→ **GIVEN TASK**: Pictures within the data are to be left out; everything else must be reproduced exactly.

--- START OF MATERIALS PROVIDED ---

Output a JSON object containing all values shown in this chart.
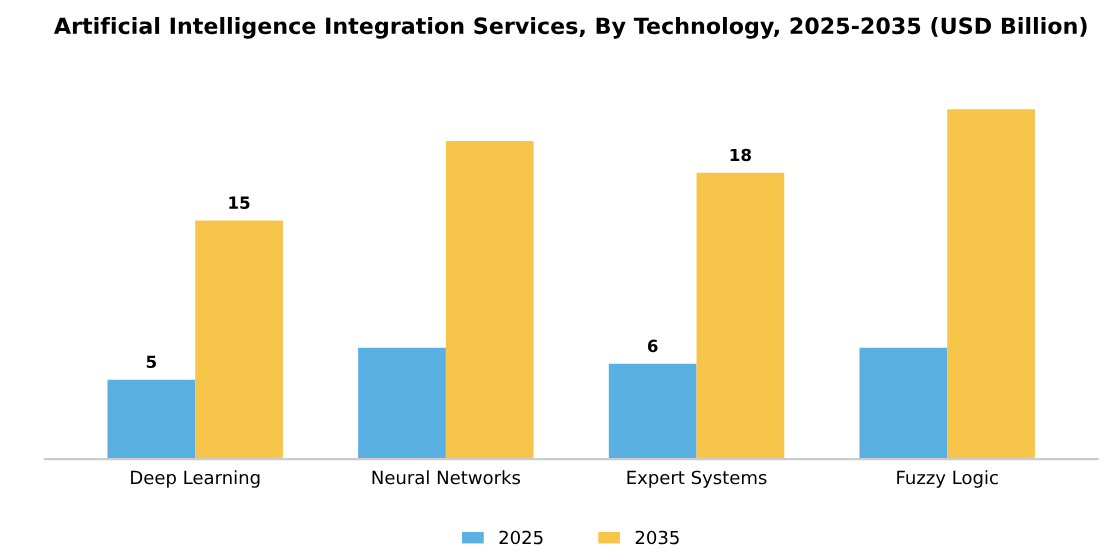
{
  "chart_data": {
    "type": "bar",
    "title": "Artificial Intelligence Integration Services, By Technology, 2025-2035 (USD Billion)",
    "categories": [
      "Deep Learning",
      "Neural Networks",
      "Expert Systems",
      "Fuzzy Logic"
    ],
    "series": [
      {
        "name": "2025",
        "color": "#5aafe3",
        "values": [
          5,
          7,
          6,
          7
        ],
        "value_labels": [
          "5",
          null,
          "6",
          null
        ]
      },
      {
        "name": "2035",
        "color": "#f8c54b",
        "values": [
          15,
          20,
          18,
          22
        ],
        "value_labels": [
          "15",
          null,
          "18",
          null
        ]
      }
    ],
    "legend": "bottom"
  }
}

--- END OF MATERIALS PROVIDED ---

→ **SOLUTION FOR THIS EXERCISE**:
Output a JSON object containing all values shown in this chart.
{
  "chart_data": {
    "type": "bar",
    "title": "Artificial Intelligence Integration Services, By Technology, 2025-2035 (USD Billion)",
    "categories": [
      "Deep Learning",
      "Neural Networks",
      "Expert Systems",
      "Fuzzy Logic"
    ],
    "series": [
      {
        "name": "2025",
        "color": "#5aafe3",
        "values": [
          5,
          7,
          6,
          7
        ],
        "value_labels": [
          "5",
          null,
          "6",
          null
        ]
      },
      {
        "name": "2035",
        "color": "#f8c54b",
        "values": [
          15,
          20,
          18,
          22
        ],
        "value_labels": [
          "15",
          null,
          "18",
          null
        ]
      }
    ],
    "legend": "bottom"
  }
}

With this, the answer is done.